**Records to process**
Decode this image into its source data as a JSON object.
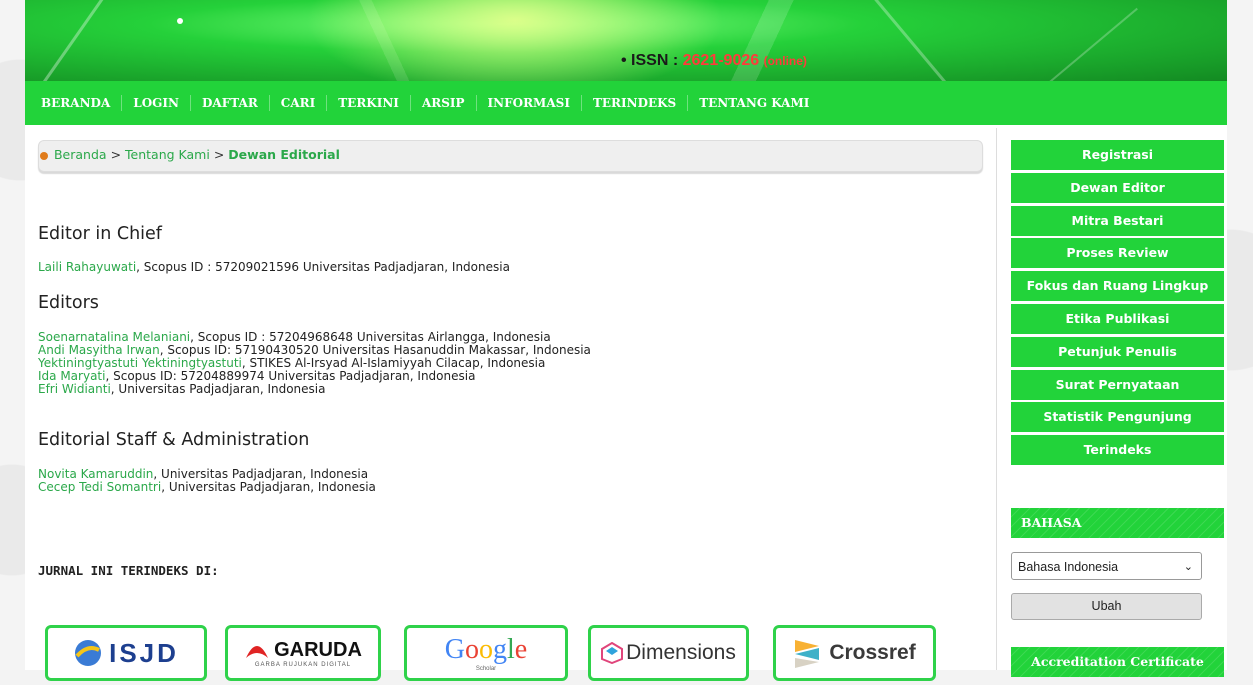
{
  "header": {
    "issn_prefix": "• ISSN :",
    "issn_number": "2621-9026",
    "issn_suffix": "(online)"
  },
  "nav": {
    "items": [
      "BERANDA",
      "LOGIN",
      "DAFTAR",
      "CARI",
      "TERKINI",
      "ARSIP",
      "INFORMASI",
      "TERINDEKS",
      "TENTANG KAMI"
    ]
  },
  "breadcrumb": {
    "home": "Beranda",
    "sep": ">",
    "about": "Tentang Kami",
    "current": "Dewan Editorial"
  },
  "content": {
    "editor_in_chief_heading": "Editor in Chief",
    "editor_in_chief": [
      {
        "name": "Laili Rahayuwati",
        "detail": ", Scopus ID : 57209021596 Universitas Padjadjaran, Indonesia"
      }
    ],
    "editors_heading": "Editors",
    "editors": [
      {
        "name": "Soenarnatalina Melaniani",
        "detail": ", Scopus ID : 57204968648 Universitas Airlangga, Indonesia"
      },
      {
        "name": "Andi Masyitha Irwan",
        "detail": ", Scopus ID: 57190430520 Universitas Hasanuddin Makassar, Indonesia"
      },
      {
        "name": "Yektiningtyastuti Yektiningtyastuti",
        "detail": ", STIKES Al-Irsyad Al-Islamiyyah Cilacap, Indonesia"
      },
      {
        "name": "Ida Maryati",
        "detail": ", Scopus ID: 57204889974 Universitas Padjadjaran, Indonesia"
      },
      {
        "name": "Efri Widianti",
        "detail": ", Universitas Padjadjaran, Indonesia"
      }
    ],
    "staff_heading": "Editorial Staff & Administration",
    "staff": [
      {
        "name": "Novita Kamaruddin",
        "detail": ", Universitas Padjadjaran, Indonesia"
      },
      {
        "name": "Cecep Tedi Somantri",
        "detail": ", Universitas Padjadjaran, Indonesia"
      }
    ],
    "indexed_title": "JURNAL INI TERINDEKS DI:",
    "logos": [
      "ISJD",
      "GARUDA",
      "Google",
      "Dimensions",
      "Crossref"
    ],
    "garuda_tagline": "GARBA RUJUKAN DIGITAL",
    "google_sub": "Scholar"
  },
  "sidebar": {
    "menu": [
      "Registrasi",
      "Dewan Editor",
      "Mitra Bestari",
      "Proses Review",
      "Fokus dan Ruang Lingkup",
      "Etika Publikasi",
      "Petunjuk Penulis",
      "Surat Pernyataan",
      "Statistik Pengunjung",
      "Terindeks"
    ],
    "language_heading": "BAHASA",
    "language_selected": "Bahasa Indonesia",
    "change_button": "Ubah",
    "accreditation_heading": "Accreditation Certificate"
  },
  "colors": {
    "brand_green": "#22d33a",
    "link_green": "#2ba84a",
    "issn_red": "#ff3b3b"
  }
}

**Task details**
Pull out each line of the listing that holds the string "Scopus".

**Correct output**
        "detail": ", Scopus ID : 57209021596 Universitas Padjadjaran, Indonesia"
        "detail": ", Scopus ID : 57204968648 Universitas Airlangga, Indonesia"
        "detail": ", Scopus ID: 57190430520 Universitas Hasanuddin Makassar, Indonesia"
        "detail": ", Scopus ID: 57204889974 Universitas Padjadjaran, Indonesia"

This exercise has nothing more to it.